The problem: Convert the material from its start through the line containing "profile-photo: [853, 222, 1243, 717]" into a Markdown table with the columns Row and Line, one row per line and blank lines left out.

Stored rows:
┌────────

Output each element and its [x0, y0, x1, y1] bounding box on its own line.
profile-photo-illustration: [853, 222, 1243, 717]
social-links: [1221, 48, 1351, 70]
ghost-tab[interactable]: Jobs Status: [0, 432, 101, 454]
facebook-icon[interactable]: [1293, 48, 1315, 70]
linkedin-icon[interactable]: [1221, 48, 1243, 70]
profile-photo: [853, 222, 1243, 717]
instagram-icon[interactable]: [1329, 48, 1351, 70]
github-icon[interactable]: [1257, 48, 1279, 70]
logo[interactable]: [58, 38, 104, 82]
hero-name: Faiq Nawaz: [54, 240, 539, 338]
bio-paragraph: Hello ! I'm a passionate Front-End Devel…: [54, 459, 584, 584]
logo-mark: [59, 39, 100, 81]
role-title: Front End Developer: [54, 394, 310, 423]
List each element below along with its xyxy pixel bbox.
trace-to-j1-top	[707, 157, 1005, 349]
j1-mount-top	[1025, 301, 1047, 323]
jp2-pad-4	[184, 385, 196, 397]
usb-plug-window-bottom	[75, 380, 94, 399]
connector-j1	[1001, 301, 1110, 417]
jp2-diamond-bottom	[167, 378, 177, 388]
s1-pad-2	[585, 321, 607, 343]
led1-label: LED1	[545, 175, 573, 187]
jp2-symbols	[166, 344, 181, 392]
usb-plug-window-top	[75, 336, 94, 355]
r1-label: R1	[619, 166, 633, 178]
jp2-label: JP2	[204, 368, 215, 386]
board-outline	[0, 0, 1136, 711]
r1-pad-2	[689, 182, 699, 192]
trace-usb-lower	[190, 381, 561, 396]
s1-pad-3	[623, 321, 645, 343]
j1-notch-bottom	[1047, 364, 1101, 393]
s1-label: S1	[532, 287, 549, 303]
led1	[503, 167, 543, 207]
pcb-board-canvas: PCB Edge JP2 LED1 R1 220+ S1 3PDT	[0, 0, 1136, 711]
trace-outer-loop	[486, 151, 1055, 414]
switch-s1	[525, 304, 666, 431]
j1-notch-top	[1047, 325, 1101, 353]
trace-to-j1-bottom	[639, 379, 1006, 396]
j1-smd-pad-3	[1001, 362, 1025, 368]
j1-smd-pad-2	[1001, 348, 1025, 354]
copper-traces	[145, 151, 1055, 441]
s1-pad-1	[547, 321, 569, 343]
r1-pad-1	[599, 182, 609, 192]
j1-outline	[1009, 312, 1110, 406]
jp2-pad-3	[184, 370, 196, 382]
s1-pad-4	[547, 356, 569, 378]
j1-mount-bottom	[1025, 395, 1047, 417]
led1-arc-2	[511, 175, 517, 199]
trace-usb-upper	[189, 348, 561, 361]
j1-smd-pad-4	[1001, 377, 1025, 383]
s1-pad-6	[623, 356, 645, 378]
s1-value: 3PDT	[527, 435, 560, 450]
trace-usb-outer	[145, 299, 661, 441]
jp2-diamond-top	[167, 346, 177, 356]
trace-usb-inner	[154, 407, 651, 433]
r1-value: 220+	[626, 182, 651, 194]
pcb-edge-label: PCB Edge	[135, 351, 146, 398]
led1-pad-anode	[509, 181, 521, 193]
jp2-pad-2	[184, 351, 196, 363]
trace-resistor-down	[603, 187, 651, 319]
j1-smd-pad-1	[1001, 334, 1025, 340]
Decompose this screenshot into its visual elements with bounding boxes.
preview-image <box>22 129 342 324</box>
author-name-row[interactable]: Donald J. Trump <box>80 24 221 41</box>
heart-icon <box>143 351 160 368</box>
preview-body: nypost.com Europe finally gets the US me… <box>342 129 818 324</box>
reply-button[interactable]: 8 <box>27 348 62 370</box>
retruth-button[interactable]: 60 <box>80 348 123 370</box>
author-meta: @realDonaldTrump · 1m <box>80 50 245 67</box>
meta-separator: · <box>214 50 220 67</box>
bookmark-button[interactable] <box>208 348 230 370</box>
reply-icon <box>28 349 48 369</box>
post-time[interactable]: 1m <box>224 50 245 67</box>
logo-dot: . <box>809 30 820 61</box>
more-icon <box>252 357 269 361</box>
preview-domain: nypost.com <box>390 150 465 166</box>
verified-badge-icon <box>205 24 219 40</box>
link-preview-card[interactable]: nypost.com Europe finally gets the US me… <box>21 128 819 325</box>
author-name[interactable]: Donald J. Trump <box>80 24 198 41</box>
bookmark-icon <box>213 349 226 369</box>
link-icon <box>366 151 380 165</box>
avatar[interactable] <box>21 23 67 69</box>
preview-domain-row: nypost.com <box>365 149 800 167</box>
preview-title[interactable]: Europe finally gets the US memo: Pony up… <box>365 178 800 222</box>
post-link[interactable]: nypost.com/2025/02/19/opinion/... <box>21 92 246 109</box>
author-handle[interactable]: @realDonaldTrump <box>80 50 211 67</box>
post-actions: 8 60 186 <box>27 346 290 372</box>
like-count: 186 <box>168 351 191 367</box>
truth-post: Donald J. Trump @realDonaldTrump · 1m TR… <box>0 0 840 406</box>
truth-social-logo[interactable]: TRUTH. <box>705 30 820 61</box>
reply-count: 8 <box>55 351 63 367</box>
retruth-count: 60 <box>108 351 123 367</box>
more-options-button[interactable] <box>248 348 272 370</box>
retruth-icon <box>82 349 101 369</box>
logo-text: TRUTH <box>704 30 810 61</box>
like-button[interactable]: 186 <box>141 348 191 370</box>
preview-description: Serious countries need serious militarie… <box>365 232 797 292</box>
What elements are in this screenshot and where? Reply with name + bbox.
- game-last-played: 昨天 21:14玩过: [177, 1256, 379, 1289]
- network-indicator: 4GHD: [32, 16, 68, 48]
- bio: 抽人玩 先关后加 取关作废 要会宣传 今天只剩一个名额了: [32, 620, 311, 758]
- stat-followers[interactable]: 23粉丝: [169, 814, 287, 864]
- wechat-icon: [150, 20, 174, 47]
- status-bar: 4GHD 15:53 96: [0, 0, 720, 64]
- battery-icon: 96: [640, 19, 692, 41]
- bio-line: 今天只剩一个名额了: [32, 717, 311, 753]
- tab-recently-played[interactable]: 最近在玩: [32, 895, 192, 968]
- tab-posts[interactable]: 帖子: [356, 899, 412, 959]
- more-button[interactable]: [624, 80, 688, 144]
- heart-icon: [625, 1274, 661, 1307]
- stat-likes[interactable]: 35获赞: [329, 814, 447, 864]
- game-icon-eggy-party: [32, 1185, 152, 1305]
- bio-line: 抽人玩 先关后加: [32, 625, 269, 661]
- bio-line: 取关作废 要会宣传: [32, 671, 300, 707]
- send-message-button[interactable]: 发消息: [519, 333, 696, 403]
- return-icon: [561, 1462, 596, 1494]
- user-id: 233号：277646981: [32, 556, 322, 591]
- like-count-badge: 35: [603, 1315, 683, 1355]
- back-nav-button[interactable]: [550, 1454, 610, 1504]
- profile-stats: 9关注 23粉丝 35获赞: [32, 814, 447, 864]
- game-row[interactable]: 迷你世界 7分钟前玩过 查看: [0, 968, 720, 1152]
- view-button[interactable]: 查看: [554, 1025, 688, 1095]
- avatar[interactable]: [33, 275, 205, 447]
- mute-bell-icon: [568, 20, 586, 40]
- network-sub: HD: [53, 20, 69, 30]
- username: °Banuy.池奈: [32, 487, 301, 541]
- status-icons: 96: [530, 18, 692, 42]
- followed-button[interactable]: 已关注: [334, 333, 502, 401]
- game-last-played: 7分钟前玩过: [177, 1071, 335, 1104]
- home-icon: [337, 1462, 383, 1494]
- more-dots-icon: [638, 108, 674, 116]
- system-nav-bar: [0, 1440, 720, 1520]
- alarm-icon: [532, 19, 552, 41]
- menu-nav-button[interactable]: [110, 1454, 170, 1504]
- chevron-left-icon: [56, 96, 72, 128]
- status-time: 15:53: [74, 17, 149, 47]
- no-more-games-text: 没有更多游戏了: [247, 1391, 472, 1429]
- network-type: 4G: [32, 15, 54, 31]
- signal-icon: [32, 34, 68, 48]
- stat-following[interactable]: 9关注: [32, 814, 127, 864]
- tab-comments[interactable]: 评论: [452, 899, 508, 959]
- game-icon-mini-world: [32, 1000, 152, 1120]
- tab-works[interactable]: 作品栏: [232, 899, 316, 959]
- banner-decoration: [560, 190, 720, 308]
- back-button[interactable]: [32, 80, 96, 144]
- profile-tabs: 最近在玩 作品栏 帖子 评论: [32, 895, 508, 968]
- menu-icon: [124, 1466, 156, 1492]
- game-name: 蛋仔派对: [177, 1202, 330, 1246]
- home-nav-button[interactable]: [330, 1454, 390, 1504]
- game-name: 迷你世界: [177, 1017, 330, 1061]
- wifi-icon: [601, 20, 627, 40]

└────────

Exercise output:
| Row | Line |
|---|---|
| 1 | Output each element and its [x0, y0, x1, y1] bounding box on its own line. |
| 2 | profile-photo-illustration: [853, 222, 1243, 717] |
| 3 | social-links: [1221, 48, 1351, 70] |
| 4 | ghost-tab[interactable]: Jobs Status: [0, 432, 101, 454] |
| 5 | facebook-icon[interactable]: [1293, 48, 1315, 70] |
| 6 | linkedin-icon[interactable]: [1221, 48, 1243, 70] |
| 7 | profile-photo: [853, 222, 1243, 717] |